EXERCISE DIRECTIONS: Repeat the listing exactly as given, omitting every image.

INPUT ROWS:
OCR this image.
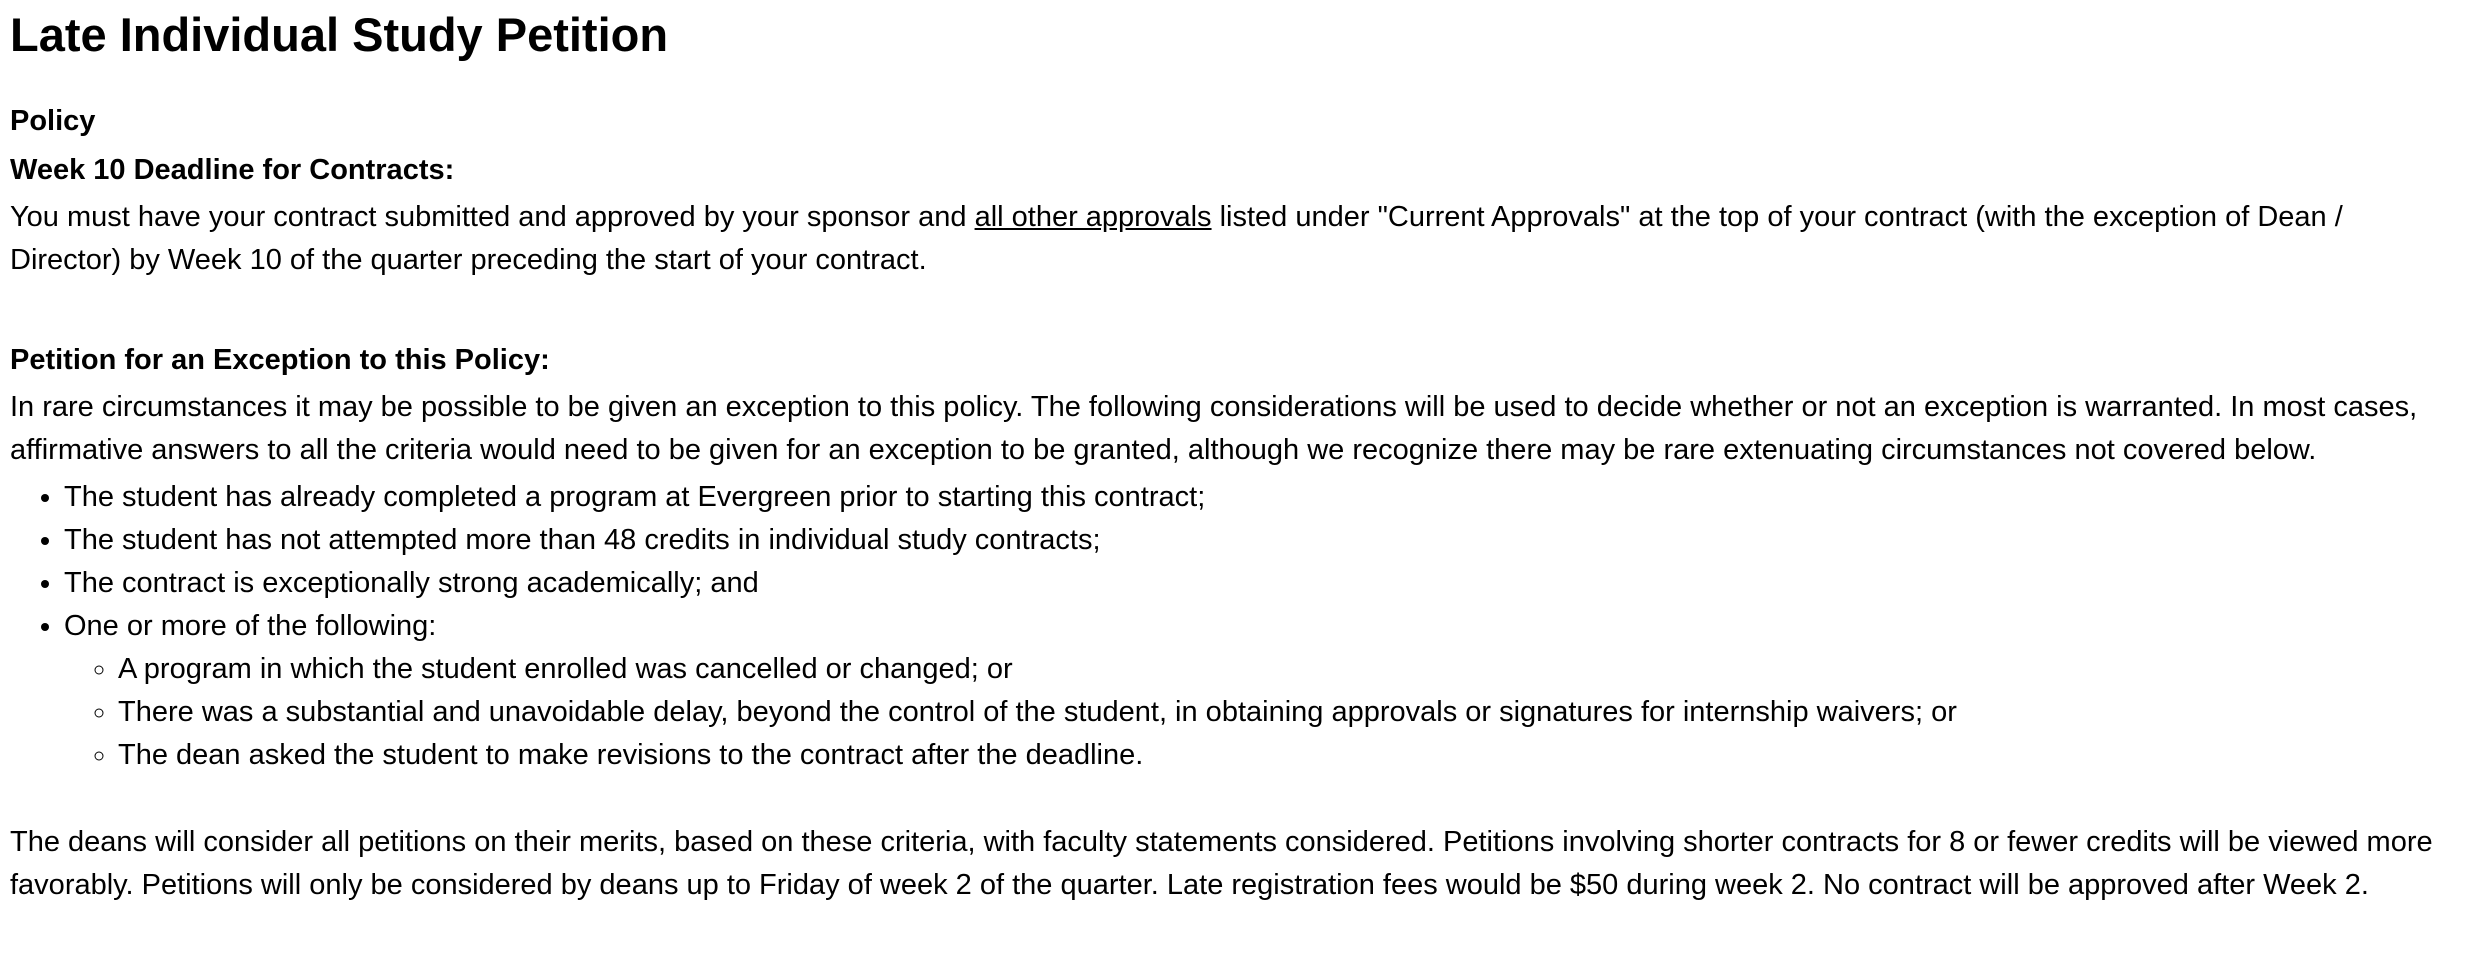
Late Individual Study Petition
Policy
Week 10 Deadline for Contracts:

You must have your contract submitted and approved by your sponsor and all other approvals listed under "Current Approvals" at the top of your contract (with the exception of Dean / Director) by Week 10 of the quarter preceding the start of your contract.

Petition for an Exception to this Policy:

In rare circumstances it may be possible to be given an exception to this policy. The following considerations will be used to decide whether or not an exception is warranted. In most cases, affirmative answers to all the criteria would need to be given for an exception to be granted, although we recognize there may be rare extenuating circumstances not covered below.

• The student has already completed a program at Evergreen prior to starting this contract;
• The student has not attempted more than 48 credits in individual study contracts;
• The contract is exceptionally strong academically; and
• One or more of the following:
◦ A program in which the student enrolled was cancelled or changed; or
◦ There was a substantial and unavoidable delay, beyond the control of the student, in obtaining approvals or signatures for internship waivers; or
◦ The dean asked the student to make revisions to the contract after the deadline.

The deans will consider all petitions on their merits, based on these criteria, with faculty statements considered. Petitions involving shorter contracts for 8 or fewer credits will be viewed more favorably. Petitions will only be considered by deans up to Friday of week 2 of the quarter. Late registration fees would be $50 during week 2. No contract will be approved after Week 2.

THE RESULT:
OCR this image.
Late Individual Study Petition
Policy
Week 10 Deadline for Contracts:

You must have your contract submitted and approved by your sponsor and all other approvals listed under "Current Approvals" at the top of your contract (with the exception of Dean / Director) by Week 10 of the quarter preceding the start of your contract.

Petition for an Exception to this Policy:

In rare circumstances it may be possible to be given an exception to this policy. The following considerations will be used to decide whether or not an exception is warranted. In most cases, affirmative answers to all the criteria would need to be given for an exception to be granted, although we recognize there may be rare extenuating circumstances not covered below.

• The student has already completed a program at Evergreen prior to starting this contract;
• The student has not attempted more than 48 credits in individual study contracts;
• The contract is exceptionally strong academically; and
• One or more of the following:
◦ A program in which the student enrolled was cancelled or changed; or
◦ There was a substantial and unavoidable delay, beyond the control of the student, in obtaining approvals or signatures for internship waivers; or
◦ The dean asked the student to make revisions to the contract after the deadline.

The deans will consider all petitions on their merits, based on these criteria, with faculty statements considered. Petitions involving shorter contracts for 8 or fewer credits will be viewed more favorably. Petitions will only be considered by deans up to Friday of week 2 of the quarter. Late registration fees would be $50 during week 2. No contract will be approved after Week 2.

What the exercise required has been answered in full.